---- Excerpted data

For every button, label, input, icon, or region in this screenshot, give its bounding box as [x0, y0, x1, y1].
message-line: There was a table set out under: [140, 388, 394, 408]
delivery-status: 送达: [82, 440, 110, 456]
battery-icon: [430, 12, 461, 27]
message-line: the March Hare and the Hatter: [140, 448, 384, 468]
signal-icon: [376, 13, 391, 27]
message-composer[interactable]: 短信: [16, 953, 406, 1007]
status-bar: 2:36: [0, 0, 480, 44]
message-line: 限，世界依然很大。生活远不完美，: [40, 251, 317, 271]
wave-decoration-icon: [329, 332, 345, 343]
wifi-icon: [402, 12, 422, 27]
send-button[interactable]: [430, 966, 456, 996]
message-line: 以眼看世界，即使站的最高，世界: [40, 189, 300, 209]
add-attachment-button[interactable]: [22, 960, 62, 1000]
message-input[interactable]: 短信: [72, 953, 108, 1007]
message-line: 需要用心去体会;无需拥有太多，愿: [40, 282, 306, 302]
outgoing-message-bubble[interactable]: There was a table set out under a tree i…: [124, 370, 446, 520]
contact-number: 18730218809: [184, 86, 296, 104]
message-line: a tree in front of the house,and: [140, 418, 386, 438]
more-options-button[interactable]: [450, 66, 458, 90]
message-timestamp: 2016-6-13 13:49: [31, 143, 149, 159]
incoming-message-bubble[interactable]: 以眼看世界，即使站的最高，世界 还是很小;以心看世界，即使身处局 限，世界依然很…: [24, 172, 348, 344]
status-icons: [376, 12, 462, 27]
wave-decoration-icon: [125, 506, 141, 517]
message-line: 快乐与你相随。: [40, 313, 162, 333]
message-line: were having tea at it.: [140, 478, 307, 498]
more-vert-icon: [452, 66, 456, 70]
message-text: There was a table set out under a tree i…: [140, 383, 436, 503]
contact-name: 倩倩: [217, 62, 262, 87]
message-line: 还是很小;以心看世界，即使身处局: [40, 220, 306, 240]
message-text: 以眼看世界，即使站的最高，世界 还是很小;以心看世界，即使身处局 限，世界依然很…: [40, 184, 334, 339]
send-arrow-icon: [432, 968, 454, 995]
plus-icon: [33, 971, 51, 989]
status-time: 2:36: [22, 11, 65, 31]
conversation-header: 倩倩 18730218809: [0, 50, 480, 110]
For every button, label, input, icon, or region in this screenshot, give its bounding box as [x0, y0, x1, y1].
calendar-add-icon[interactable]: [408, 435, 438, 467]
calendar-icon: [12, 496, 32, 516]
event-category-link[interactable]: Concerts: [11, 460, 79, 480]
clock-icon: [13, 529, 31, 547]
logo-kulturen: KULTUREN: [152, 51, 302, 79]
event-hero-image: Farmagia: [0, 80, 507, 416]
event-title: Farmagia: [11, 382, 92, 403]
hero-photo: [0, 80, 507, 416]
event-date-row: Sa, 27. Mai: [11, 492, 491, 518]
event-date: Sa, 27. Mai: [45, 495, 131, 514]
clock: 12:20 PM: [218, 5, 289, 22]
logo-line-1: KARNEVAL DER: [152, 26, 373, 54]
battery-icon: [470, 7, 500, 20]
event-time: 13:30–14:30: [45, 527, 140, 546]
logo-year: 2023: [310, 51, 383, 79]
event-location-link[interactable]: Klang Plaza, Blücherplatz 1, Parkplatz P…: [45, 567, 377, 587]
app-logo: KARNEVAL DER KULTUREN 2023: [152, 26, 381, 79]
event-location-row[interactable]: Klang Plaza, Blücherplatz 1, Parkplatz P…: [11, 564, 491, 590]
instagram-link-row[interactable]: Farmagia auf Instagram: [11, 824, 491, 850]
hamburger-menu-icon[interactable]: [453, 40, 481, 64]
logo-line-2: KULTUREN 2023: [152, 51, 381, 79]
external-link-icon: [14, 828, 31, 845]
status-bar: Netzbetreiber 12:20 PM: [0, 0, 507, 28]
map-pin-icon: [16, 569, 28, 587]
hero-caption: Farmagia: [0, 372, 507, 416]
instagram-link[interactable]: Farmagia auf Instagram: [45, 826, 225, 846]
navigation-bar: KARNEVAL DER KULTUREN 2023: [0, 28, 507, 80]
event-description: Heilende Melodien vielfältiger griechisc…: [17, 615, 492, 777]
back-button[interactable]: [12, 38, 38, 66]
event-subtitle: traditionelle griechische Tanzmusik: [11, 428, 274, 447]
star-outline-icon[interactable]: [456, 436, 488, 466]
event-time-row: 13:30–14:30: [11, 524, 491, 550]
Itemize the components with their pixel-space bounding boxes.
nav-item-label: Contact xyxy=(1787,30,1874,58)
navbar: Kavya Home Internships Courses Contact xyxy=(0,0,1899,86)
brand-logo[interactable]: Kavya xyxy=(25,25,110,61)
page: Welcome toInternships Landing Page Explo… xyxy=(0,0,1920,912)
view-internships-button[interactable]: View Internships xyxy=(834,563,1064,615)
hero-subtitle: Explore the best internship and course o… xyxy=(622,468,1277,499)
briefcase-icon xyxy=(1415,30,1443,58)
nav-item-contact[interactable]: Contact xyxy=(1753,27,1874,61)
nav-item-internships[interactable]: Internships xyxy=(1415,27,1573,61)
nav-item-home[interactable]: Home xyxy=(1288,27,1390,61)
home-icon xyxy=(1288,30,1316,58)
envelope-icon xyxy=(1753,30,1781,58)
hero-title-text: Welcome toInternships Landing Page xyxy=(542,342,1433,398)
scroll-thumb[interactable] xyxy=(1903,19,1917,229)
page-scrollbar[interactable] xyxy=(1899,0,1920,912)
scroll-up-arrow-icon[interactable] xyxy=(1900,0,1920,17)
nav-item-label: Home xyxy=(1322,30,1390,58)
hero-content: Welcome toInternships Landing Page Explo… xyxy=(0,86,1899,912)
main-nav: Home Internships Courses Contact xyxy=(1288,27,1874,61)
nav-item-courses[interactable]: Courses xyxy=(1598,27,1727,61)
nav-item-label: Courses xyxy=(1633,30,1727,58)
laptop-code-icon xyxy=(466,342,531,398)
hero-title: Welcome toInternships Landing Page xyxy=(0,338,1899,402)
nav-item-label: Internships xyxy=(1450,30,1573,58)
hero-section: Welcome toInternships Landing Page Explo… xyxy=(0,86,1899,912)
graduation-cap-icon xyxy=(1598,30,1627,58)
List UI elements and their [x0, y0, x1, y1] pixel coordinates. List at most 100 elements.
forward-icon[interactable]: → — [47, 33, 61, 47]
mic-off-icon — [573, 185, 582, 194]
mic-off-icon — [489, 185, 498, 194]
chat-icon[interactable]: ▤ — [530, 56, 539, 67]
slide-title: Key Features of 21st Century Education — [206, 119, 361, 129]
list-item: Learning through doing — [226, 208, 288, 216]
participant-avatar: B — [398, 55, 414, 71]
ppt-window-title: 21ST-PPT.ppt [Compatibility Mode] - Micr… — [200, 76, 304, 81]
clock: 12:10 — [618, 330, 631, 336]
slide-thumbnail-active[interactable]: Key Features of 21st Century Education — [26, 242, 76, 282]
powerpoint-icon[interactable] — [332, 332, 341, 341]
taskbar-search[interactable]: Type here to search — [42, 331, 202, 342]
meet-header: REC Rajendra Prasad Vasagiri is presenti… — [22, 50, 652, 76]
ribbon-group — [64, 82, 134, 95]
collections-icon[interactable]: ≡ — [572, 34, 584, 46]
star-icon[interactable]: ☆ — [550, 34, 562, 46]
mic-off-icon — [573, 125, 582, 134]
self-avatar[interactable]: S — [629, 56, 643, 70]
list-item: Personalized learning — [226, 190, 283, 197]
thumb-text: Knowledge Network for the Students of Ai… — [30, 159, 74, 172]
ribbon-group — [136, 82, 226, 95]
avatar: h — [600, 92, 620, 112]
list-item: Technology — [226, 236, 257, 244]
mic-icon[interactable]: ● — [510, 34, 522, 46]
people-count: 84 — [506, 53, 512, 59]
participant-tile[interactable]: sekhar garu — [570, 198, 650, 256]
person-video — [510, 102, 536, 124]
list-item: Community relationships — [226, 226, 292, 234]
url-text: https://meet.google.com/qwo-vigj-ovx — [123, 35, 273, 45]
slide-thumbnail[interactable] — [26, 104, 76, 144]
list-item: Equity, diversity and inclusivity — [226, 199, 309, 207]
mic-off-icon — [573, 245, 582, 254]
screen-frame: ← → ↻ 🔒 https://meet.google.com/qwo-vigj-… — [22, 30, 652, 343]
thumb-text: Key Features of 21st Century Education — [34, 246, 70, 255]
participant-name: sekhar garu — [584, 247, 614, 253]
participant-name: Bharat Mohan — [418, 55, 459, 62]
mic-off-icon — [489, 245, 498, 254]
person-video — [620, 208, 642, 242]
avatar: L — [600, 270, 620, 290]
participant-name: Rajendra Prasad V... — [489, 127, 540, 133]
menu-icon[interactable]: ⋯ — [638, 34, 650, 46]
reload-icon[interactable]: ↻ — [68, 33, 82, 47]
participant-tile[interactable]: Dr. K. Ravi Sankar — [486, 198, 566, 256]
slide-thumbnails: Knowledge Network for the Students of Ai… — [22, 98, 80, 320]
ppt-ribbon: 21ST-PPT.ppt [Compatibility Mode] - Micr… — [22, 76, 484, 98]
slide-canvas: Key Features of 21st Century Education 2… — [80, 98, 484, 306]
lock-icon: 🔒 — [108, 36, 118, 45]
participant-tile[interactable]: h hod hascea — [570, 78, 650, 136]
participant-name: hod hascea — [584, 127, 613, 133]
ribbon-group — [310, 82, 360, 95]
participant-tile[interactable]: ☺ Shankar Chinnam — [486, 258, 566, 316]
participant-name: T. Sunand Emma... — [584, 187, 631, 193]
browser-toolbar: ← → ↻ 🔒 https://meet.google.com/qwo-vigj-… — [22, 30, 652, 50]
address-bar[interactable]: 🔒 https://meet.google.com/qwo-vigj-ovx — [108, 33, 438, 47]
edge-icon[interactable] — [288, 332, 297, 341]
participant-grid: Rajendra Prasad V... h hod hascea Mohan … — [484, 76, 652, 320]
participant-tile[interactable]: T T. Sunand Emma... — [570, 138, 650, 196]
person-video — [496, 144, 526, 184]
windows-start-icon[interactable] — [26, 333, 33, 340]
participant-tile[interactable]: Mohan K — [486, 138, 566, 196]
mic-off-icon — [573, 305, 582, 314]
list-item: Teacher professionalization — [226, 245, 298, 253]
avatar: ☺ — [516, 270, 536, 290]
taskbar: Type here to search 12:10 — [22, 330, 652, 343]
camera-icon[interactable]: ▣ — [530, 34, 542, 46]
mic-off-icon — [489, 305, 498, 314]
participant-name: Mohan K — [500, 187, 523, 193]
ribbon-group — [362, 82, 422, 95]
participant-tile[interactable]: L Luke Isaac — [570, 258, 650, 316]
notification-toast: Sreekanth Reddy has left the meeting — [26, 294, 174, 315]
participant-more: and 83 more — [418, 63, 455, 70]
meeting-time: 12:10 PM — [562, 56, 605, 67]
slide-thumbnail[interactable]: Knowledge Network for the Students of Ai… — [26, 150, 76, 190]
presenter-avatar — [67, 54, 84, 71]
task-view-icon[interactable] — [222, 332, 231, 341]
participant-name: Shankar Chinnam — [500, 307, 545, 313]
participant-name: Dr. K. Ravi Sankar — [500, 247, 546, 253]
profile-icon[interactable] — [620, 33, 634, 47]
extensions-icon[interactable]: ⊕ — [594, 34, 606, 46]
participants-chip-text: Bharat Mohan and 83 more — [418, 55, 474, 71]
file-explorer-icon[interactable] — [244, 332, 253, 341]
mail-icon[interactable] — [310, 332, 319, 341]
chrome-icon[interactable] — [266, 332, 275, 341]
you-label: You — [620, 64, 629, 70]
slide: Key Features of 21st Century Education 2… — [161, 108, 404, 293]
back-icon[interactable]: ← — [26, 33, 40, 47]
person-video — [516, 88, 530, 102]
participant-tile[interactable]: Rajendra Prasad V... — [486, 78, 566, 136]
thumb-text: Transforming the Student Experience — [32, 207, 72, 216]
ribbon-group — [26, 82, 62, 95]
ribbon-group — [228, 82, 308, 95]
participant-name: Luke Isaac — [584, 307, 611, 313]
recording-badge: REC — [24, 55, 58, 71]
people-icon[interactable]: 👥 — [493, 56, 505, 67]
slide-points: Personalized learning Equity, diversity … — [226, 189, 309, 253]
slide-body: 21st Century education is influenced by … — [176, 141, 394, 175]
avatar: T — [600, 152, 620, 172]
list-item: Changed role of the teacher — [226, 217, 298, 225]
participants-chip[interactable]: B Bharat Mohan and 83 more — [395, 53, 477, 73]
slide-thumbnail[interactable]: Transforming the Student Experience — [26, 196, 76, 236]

--------

List each line of the items as a string in a JSON list, beginning with the first line and ending with the line that contains "message-line: 需要用心去体会;无需拥有太多，愿: [40, 282, 306, 302]", and include both of these lines. Leave out any blank lines.

[
  "For every button, label, input, icon, or region in this screenshot, give its bounding box as [x0, y0, x1, y1].",
  "message-line: There was a table set out under: [140, 388, 394, 408]",
  "delivery-status: 送达: [82, 440, 110, 456]",
  "battery-icon: [430, 12, 461, 27]",
  "message-line: the March Hare and the Hatter: [140, 448, 384, 468]",
  "signal-icon: [376, 13, 391, 27]",
  "message-composer[interactable]: 短信: [16, 953, 406, 1007]",
  "status-bar: 2:36: [0, 0, 480, 44]",
  "message-line: 限，世界依然很大。生活远不完美，: [40, 251, 317, 271]",
  "wave-decoration-icon: [329, 332, 345, 343]",
  "wifi-icon: [402, 12, 422, 27]",
  "send-button[interactable]: [430, 966, 456, 996]",
  "message-line: 以眼看世界，即使站的最高，世界: [40, 189, 300, 209]",
  "add-attachment-button[interactable]: [22, 960, 62, 1000]",
  "message-input[interactable]: 短信: [72, 953, 108, 1007]",
  "message-line: 需要用心去体会;无需拥有太多，愿: [40, 282, 306, 302]"
]